**SOURCE EXTRACT:**
- Genre: Comedy panel game
- Presented by: Bill Bailey (series 1) Sue Perkins (series 2)
- Composer: James Dansey
- Country of origin: New Zealand
- Original language: English
- No. of seasons: 2
- No. of episodes: 20

Production
- Camera setup: Multi-camera
- Running time: 44 minutes
- Production company: thedownlowconcept

Original release
- Network: TVNZ 2, SBS Viceland
- Release: 7 April 2021 – present

= Patriot Brains =

New Zealand TV show

Patriot Brains is a New Zealand comedy panel game show, airing on TVNZ 2 in New Zealand and SBS Viceland in Australia since April 2021.

== Premise ==
The show, hosted by English comedian Bill Bailey in series 1 and Sue Perkins in series 2, focuses on the trans-Tasman rivalry by pitting two teams of three comics from Australia and New Zealand against each other. The host asks the teams a series of general knowledge questions about their respective countries from a revolving pool of categories.

== Production ==
New Zealand production company thedownlowconcept produces the series, which receives funding from NZ On Air.
==Broadcast ==
The first series of Patriot Brains aired in early 2021 in Australia and New Zealand, and the second series was broadcast in February 2023 in New Zealand.

==Episodes==
===Series 1===

Note: Winners are listed in bold.

| No. in series | Team Australia | Team New Zealand | Original release date |
|---|---|---|---|
| 1 | Mel Buttle, Rhys Nicholson, Tom Ballard | Melanie Bracewell, Guy Montgomery, Madeleine Sami | 7 April 2021 (NZ) 13 April 2021 (AU) |
| 2 | Mel Buttle, Rhys Nicholson, Harley Breen | Hayley Sproull, Josh Thomson, Ray O'Leary | 14 April 2021 (NZ) 20 April 2021 (AU) |
| 3 | Mel Buttle, Aaron Chen, Tom Ballard | Mel Bracewell, Hayley Sproull, Josh Thomson | 21 April 2021 (NZ) 27 April 2021 (AU) |
| 4 | Mel Buttle, Laura Davis, Aaron Chen | Mel Bracewell, Rhys Darby, Laura Daniel | 28 April 2021 (NZ) 4 May 2021 (AU) |
| 5 | Mel Buttle, Aaron Chen, Tom Ballard | Mel Bracewell, Kura Forrester, Ben Hurley | 5 May 2021 (NZ) 11 May 2021 (AU) |
| 6 | Mel Buttle, Rhys Nicholson, Harley Breen | Mel Bracewell, Ben Hurley, Laura Daniel | 12 May 2021 (NZ) 18 May 2021 (AU) |
| 7 | Mel Buttle, Aaron Chen, Harley Breen | Mel Bracewell, James Nokise, Guy Montgomery | 19 May 2021 (NZ) 25 May 2021 (AU) |
| 8 | Mel Buttle, Laura Davis, Tom Ballard | Mel Bracewell, Justine Smith, Pax Assadi | 26 May 2021 (NZ) 1 June 2021 (AU) |
| 9 | Mel Buttle, Laura Davis, Tom Ballard | Mel Bracewell, Hayley Sproull, Josh Thomson | 2 June 2021 (NZ) 8 June 2021 (AU) |
| 10 | Mel Buttle, Aaron Chen, Harley Breen | Mel Bracewell, Cori Gonzalez-Macuer, Ben Hurley | 9 June 2021 (NZ) 15 June 2021 (AU) |

===Series 2===

Note: Winners are listed in bold.

[Listings of boxed layout items]

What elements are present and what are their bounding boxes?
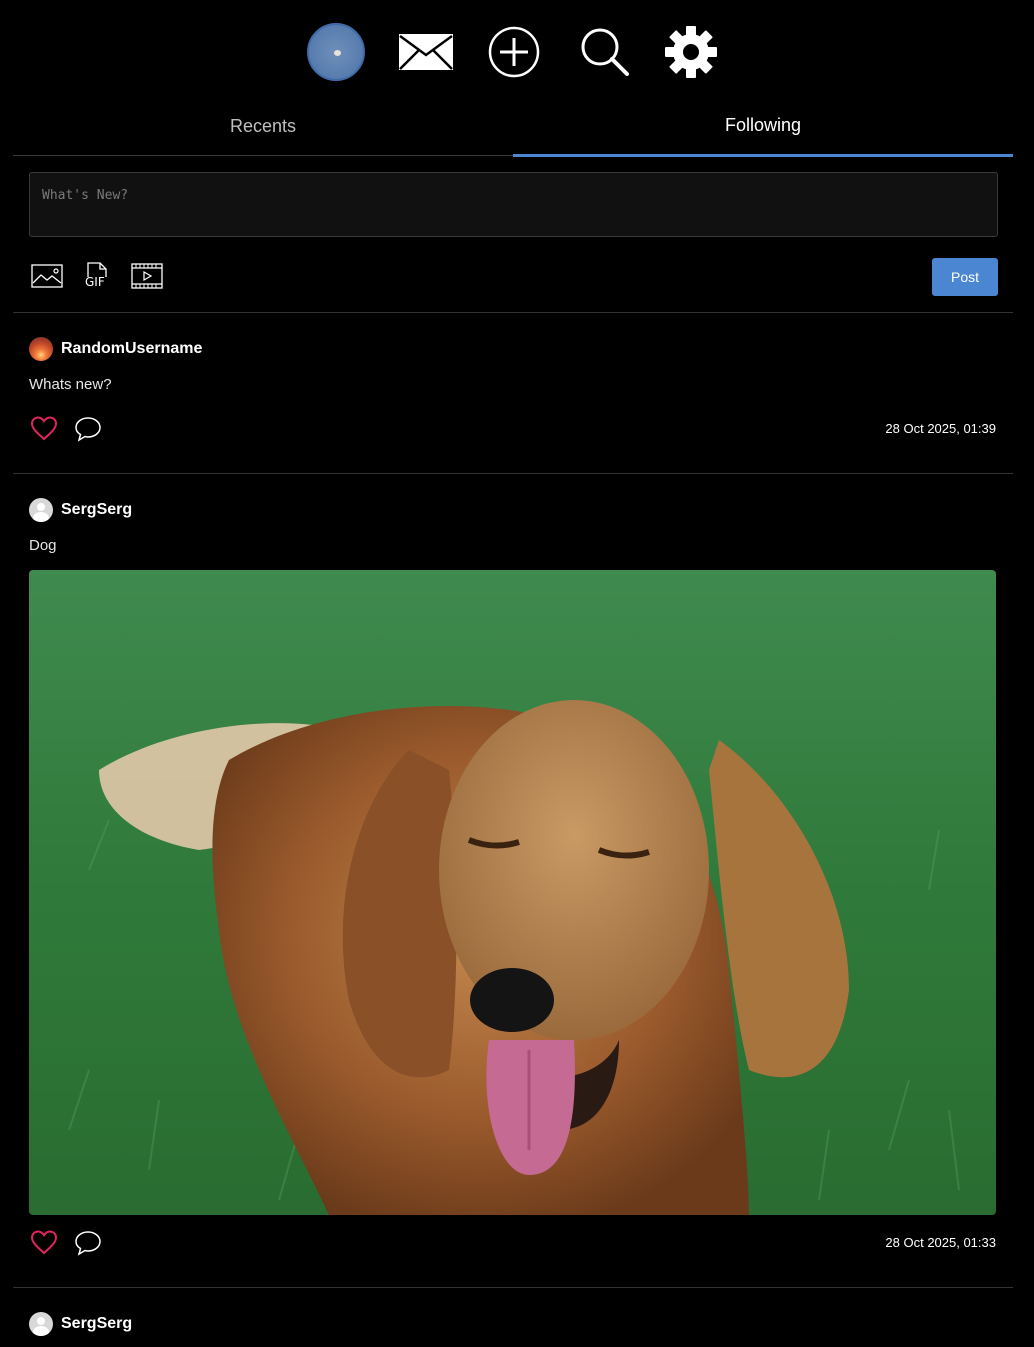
search-button[interactable] — [575, 23, 633, 81]
post-text: Dog — [29, 537, 57, 554]
composer-toolbar: GIF Post — [29, 258, 998, 298]
new-post-button[interactable] — [485, 23, 543, 81]
gear-icon — [665, 26, 717, 78]
heart-icon[interactable] — [30, 415, 58, 443]
settings-button[interactable] — [662, 23, 720, 81]
post-username[interactable]: SergSerg — [61, 1315, 132, 1333]
search-icon — [581, 28, 629, 76]
user-avatar[interactable] — [29, 1312, 53, 1336]
post-actions: 28 Oct 2025, 01:33 — [29, 1229, 998, 1259]
messages-button[interactable] — [397, 23, 455, 81]
divider — [13, 473, 1013, 474]
user-avatar[interactable] — [29, 498, 53, 522]
post-header: SergSerg — [29, 498, 998, 522]
heart-icon[interactable] — [30, 1229, 58, 1257]
image-icon[interactable] — [31, 261, 63, 291]
comment-icon[interactable] — [74, 415, 102, 443]
gif-label: GIF — [85, 275, 105, 289]
composer-box — [29, 172, 998, 237]
dog-photo — [29, 570, 996, 1215]
post-image[interactable] — [29, 570, 996, 1215]
post-header: RandomUsername — [29, 337, 998, 361]
avatar-dot — [334, 50, 341, 56]
tab-recents[interactable]: Recents — [13, 104, 513, 155]
tab-following[interactable]: Following — [513, 104, 1013, 157]
post-button[interactable]: Post — [932, 258, 998, 296]
post-username[interactable]: SergSerg — [61, 501, 132, 519]
feed-tabs: Recents Following — [13, 104, 1013, 157]
post-username[interactable]: RandomUsername — [61, 340, 202, 358]
post-actions: 28 Oct 2025, 01:39 — [29, 415, 998, 445]
top-nav — [0, 0, 1034, 104]
gif-button[interactable]: GIF — [84, 261, 110, 291]
post-timestamp: 28 Oct 2025, 01:39 — [885, 421, 996, 436]
post-timestamp: 28 Oct 2025, 01:33 — [885, 1235, 996, 1250]
divider — [13, 1287, 1013, 1288]
divider — [13, 312, 1013, 313]
comment-icon[interactable] — [74, 1229, 102, 1257]
mail-icon — [399, 34, 453, 70]
video-icon[interactable] — [131, 261, 163, 291]
post-text: Whats new? — [29, 376, 112, 393]
plus-circle-icon — [488, 26, 540, 78]
post-card: SergSerg Dog 28 Oct 2025, 01:33 — [29, 498, 998, 1259]
profile-avatar[interactable] — [307, 23, 365, 81]
user-avatar[interactable] — [29, 337, 53, 361]
post-header: SergSerg — [29, 1312, 998, 1336]
whats-new-input[interactable] — [30, 173, 997, 236]
post-card: RandomUsername Whats new? 28 Oct 2025, 0… — [29, 337, 998, 445]
post-card: SergSerg — [29, 1312, 998, 1336]
app: Recents Following GIF — [0, 0, 1034, 1347]
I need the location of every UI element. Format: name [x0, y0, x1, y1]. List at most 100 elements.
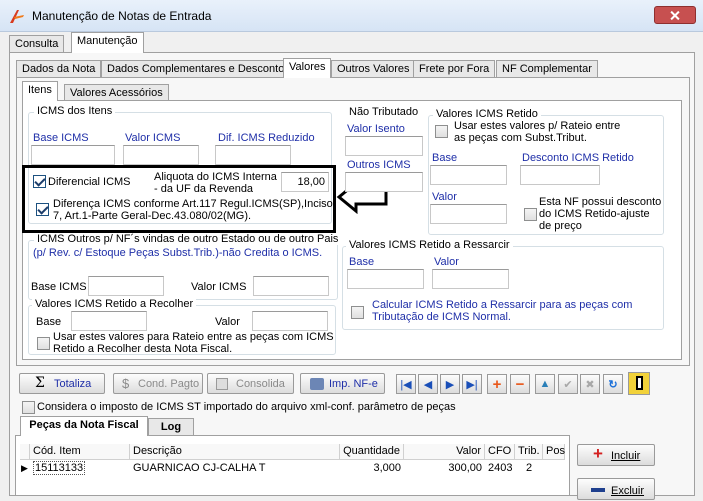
- outros-icms-field[interactable]: [345, 172, 423, 192]
- valor-isento-field[interactable]: [345, 136, 423, 156]
- tab-log[interactable]: Log: [148, 418, 194, 436]
- edit-record-button[interactable]: ▲: [535, 374, 555, 394]
- refresh-icon: ↻: [608, 378, 618, 391]
- aliquota-field[interactable]: 18,00: [281, 172, 329, 192]
- ressarcir-valor-field[interactable]: [432, 269, 509, 289]
- recolher-base-field[interactable]: [71, 311, 147, 331]
- cancel-record-button[interactable]: ✖: [580, 374, 600, 394]
- cond-pagto-button[interactable]: $ Cond. Pagto: [113, 373, 203, 394]
- diferenca-icms-checkbox[interactable]: [36, 203, 49, 216]
- plus-icon: +: [593, 444, 603, 463]
- diferencial-icms-label: Diferencial ICMS: [48, 176, 131, 188]
- aliquota-label-2: - da UF da Revenda: [154, 183, 254, 195]
- minus-icon: [591, 488, 605, 492]
- delete-record-button[interactable]: −: [510, 374, 530, 394]
- recolher-valor-field[interactable]: [252, 311, 328, 331]
- tab-consulta[interactable]: Consulta: [9, 35, 65, 53]
- tab-dados-nota[interactable]: Dados da Nota: [16, 60, 102, 78]
- col-trib[interactable]: Trib.: [515, 444, 543, 460]
- base-icms-label: Base ICMS: [33, 132, 89, 144]
- diferenca-icms-label-2: 7, Art.1-Parte Geral-Dec.43.080/02(MG).: [53, 210, 252, 222]
- exit-button[interactable]: [628, 372, 650, 395]
- col-cfo[interactable]: CFO: [485, 444, 515, 460]
- cell-cfo[interactable]: 2403: [485, 461, 515, 477]
- rateio-subst-label-2: as peças com Subst.Tribut.: [454, 132, 587, 144]
- nf-desconto-checkbox[interactable]: [524, 208, 537, 221]
- consolida-button[interactable]: Consolida: [207, 373, 294, 394]
- cell-trib[interactable]: 2: [515, 461, 543, 477]
- check-icon: ✔: [563, 378, 573, 391]
- prev-record-button[interactable]: ◀: [418, 374, 438, 394]
- col-quantidade[interactable]: Quantidade: [340, 444, 404, 460]
- cell-cod[interactable]: 15113133: [30, 461, 130, 477]
- ressarcir-base-label: Base: [349, 256, 375, 268]
- totaliza-label: Totaliza: [54, 378, 92, 390]
- minus-icon: −: [515, 375, 525, 393]
- retido-valor-field[interactable]: [430, 204, 507, 224]
- window-title: Manutenção de Notas de Entrada: [32, 9, 212, 23]
- cell-valor[interactable]: 300,00: [404, 461, 485, 477]
- totaliza-button[interactable]: Σ Totaliza: [19, 373, 105, 394]
- aliquota-label: Aliquota do ICMS Interna: [154, 171, 277, 183]
- tab-frete-por-fora[interactable]: Frete por Fora: [413, 60, 496, 78]
- next-icon: ▶: [445, 378, 455, 391]
- tab-manutencao[interactable]: Manutenção: [71, 32, 144, 53]
- considera-st-checkbox[interactable]: [22, 401, 35, 414]
- considera-st-label: Considera o imposto de ICMS ST importado…: [37, 401, 456, 413]
- desconto-retido-field[interactable]: [520, 165, 600, 185]
- refresh-button[interactable]: ↻: [603, 374, 623, 394]
- last-record-button[interactable]: ▶|: [462, 374, 482, 394]
- up-triangle-icon: ▲: [539, 378, 551, 390]
- valor-isento-label: Valor Isento: [347, 123, 405, 135]
- col-valor[interactable]: Valor: [404, 444, 485, 460]
- desconto-retido-label: Desconto ICMS Retido: [522, 152, 634, 164]
- retido-base-field[interactable]: [430, 165, 507, 185]
- col-descricao[interactable]: Descrição: [130, 444, 340, 460]
- valor-icms-field[interactable]: [123, 145, 199, 165]
- plus-icon: +: [492, 375, 502, 393]
- dif-icms-reduzido-field[interactable]: [215, 145, 291, 165]
- diferencial-icms-checkbox[interactable]: [33, 175, 46, 188]
- tab-dados-complementares[interactable]: Dados Complementares e Desconto: [101, 60, 291, 78]
- dollar-icon: $: [122, 376, 130, 391]
- outros-valor-icms-label: Valor ICMS: [191, 281, 247, 293]
- post-record-button[interactable]: ✔: [558, 374, 578, 394]
- cell-quantidade[interactable]: 3,000: [340, 461, 404, 477]
- rateio-subst-checkbox[interactable]: [435, 125, 448, 138]
- tab-itens[interactable]: Itens: [22, 81, 58, 101]
- outros-base-icms-field[interactable]: [88, 276, 164, 296]
- add-record-button[interactable]: +: [487, 374, 507, 394]
- incluir-button[interactable]: + Incluir: [577, 444, 655, 466]
- rateio-subst-label: Usar estes valores p/ Rateio entre: [454, 120, 621, 132]
- retido-recolher-title: Valores ICMS Retido a Recolher: [32, 298, 197, 310]
- tab-valores[interactable]: Valores: [283, 58, 332, 78]
- ressarcir-valor-label: Valor: [434, 256, 459, 268]
- rateio-recolher-label-2: Retido a Recolher desta Nota Fiscal.: [53, 343, 233, 355]
- excluir-label: Excluir: [611, 485, 645, 497]
- close-icon[interactable]: [654, 6, 696, 24]
- nao-tributado-title: Não Tributado: [349, 106, 419, 118]
- grid-indicator-header: [20, 444, 30, 460]
- nf-desconto-label-3: de preço: [539, 220, 582, 232]
- import-icon: [310, 378, 324, 390]
- retido-base-label: Base: [432, 152, 458, 164]
- retido-ressarcir-title: Valores ICMS Retido a Ressarcir: [346, 239, 513, 251]
- outros-valor-icms-field[interactable]: [253, 276, 329, 296]
- imp-nfe-button[interactable]: Imp. NF-e: [300, 373, 385, 394]
- tab-outros-valores[interactable]: Outros Valores: [331, 60, 416, 78]
- rateio-recolher-checkbox[interactable]: [37, 337, 50, 350]
- tab-nf-complementar[interactable]: NF Complementar: [496, 60, 598, 78]
- calc-ressarcir-checkbox[interactable]: [351, 306, 364, 319]
- cell-descricao[interactable]: GUARNICAO CJ-CALHA T: [130, 461, 340, 477]
- col-cod-item[interactable]: Cód. Item: [30, 444, 130, 460]
- base-icms-field[interactable]: [31, 145, 115, 165]
- excluir-button[interactable]: Excluir: [577, 478, 655, 500]
- tab-pecas-nota-fiscal[interactable]: Peças da Nota Fiscal: [20, 416, 148, 436]
- ressarcir-base-field[interactable]: [347, 269, 424, 289]
- imp-nfe-label: Imp. NF-e: [329, 378, 378, 390]
- next-record-button[interactable]: ▶: [440, 374, 460, 394]
- col-pos[interactable]: Pos: [543, 444, 565, 460]
- first-record-button[interactable]: |◀: [396, 374, 416, 394]
- cell-pos[interactable]: [543, 461, 565, 477]
- rateio-recolher-label: Usar estes valores para Rateio entre as …: [53, 331, 334, 343]
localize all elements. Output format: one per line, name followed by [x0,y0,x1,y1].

**SHORT EXERCISE 1:**
For each statement, answer yes or no according to the Patriot Brains page, and quote the words from the page that decide it. (a) Sue Perkins hosted the first series. (b) The show receives funding from NZ On Air. (c) Each episode runs for 44 minutes.
**SHORT EXERCISE 2:**
In the rows, edit the stretch from the line containing "- outros-icms-field[interactable]: [345, 172, 423, 192]" through the line containing "- aliquota-field[interactable]: 18,00: [281, 172, 329, 192]" by replacing "interactable" with "clickable" and keeping everything else unchanged. Return only those lines.
The television show page and the rows are separate material.

**WORKED SOLUTION 1:**
(a) No: "hosted by English comedian Bill Bailey in series 1 and Sue Perkins in series 2"
(b) Yes: "which receives funding from NZ On Air"
(c) Yes: "Running time: 44 minutes"

**WORKED SOLUTION 2:**
- outros-icms-field[clickable]: [345, 172, 423, 192]
- valor-isento-field[clickable]: [345, 136, 423, 156]
- tab-log[clickable]: Log: [148, 418, 194, 436]
- edit-record-button[clickable]: ▲: [535, 374, 555, 394]
- refresh-icon: ↻: [608, 378, 618, 391]
- aliquota-field[clickable]: 18,00: [281, 172, 329, 192]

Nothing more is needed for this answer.